Collected data
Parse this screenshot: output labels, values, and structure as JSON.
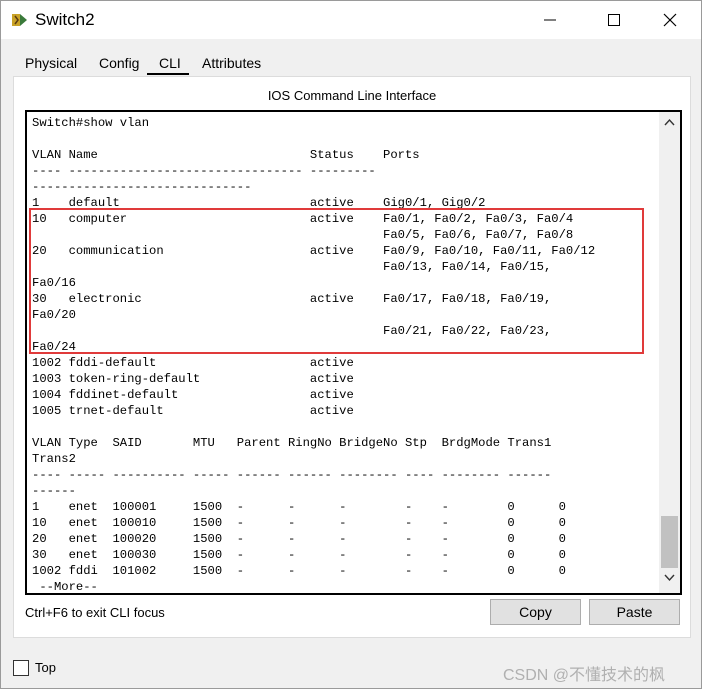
{
  "window": {
    "title": "Switch2"
  },
  "tabs": [
    {
      "label": "Physical"
    },
    {
      "label": "Config"
    },
    {
      "label": "CLI",
      "active": true
    },
    {
      "label": "Attributes"
    }
  ],
  "cli": {
    "panel_title": "IOS Command Line Interface",
    "output": "Switch#show vlan\n\nVLAN Name                             Status    Ports\n---- -------------------------------- ---------\n------------------------------\n1    default                          active    Gig0/1, Gig0/2\n10   computer                         active    Fa0/1, Fa0/2, Fa0/3, Fa0/4\n                                                Fa0/5, Fa0/6, Fa0/7, Fa0/8\n20   communication                    active    Fa0/9, Fa0/10, Fa0/11, Fa0/12\n                                                Fa0/13, Fa0/14, Fa0/15,\nFa0/16\n30   electronic                       active    Fa0/17, Fa0/18, Fa0/19,\nFa0/20\n                                                Fa0/21, Fa0/22, Fa0/23,\nFa0/24\n1002 fddi-default                     active\n1003 token-ring-default               active\n1004 fddinet-default                  active\n1005 trnet-default                    active\n\nVLAN Type  SAID       MTU   Parent RingNo BridgeNo Stp  BrdgMode Trans1\nTrans2\n---- ----- ---------- ----- ------ ------ -------- ---- -------- ------\n------\n1    enet  100001     1500  -      -      -        -    -        0      0\n10   enet  100010     1500  -      -      -        -    -        0      0\n20   enet  100020     1500  -      -      -        -    -        0      0\n30   enet  100030     1500  -      -      -        -    -        0      0\n1002 fddi  101002     1500  -      -      -        -    -        0      0\n --More--",
    "highlight_color": "#e03a3a"
  },
  "footer": {
    "hint": "Ctrl+F6 to exit CLI focus",
    "copy_label": "Copy",
    "paste_label": "Paste"
  },
  "bottom": {
    "top_label": "Top"
  },
  "watermark": "CSDN @不懂技术的枫",
  "icons": {
    "app": "packet-tracer-switch-icon",
    "minimize": "minimize-icon",
    "maximize": "maximize-icon",
    "close": "close-icon"
  }
}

Exercise description: Identify and extract each line of the listing that contains "active".

Result of the task:
      "active": true
    "output": "Switch#show vlan\n\nVLAN Name                             Status    Ports\n---- -------------------------------- ---------\n------------------------------\n1    default                          active    Gig0/1, Gig0/2\n10   computer                         active    Fa0/1, Fa0/2, Fa0/3, Fa0/4\n                                                Fa0/5, Fa0/6, Fa0/7, Fa0/8\n20   communication                    active    Fa0/9, Fa0/10, Fa0/11, Fa0/12\n                                                Fa0/13, Fa0/14, Fa0/15,\nFa0/16\n30   electronic                       active    Fa0/17, Fa0/18, Fa0/19,\nFa0/20\n                                                Fa0/21, Fa0/22, Fa0/23,\nFa0/24\n1002 fddi-default                     active\n1003 token-ring-default               active\n1004 fddinet-default                  active\n1005 trnet-default                    active\n\nVLAN Type  SAID       MTU   Parent RingNo BridgeNo Stp  BrdgMode Trans1\nTrans2\n---- ----- ---------- ----- ------ ------ -------- ---- -------- ------\n------\n1    enet  100001     1500  -      -      -        -    -        0      0\n10   enet  100010     1500  -      -      -        -    -        0      0\n20   enet  100020     1500  -      -      -        -    -        0      0\n30   enet  100030     1500  -      -      -        -    -        0      0\n1002 fddi  101002     1500  -      -      -        -    -        0      0\n --More--",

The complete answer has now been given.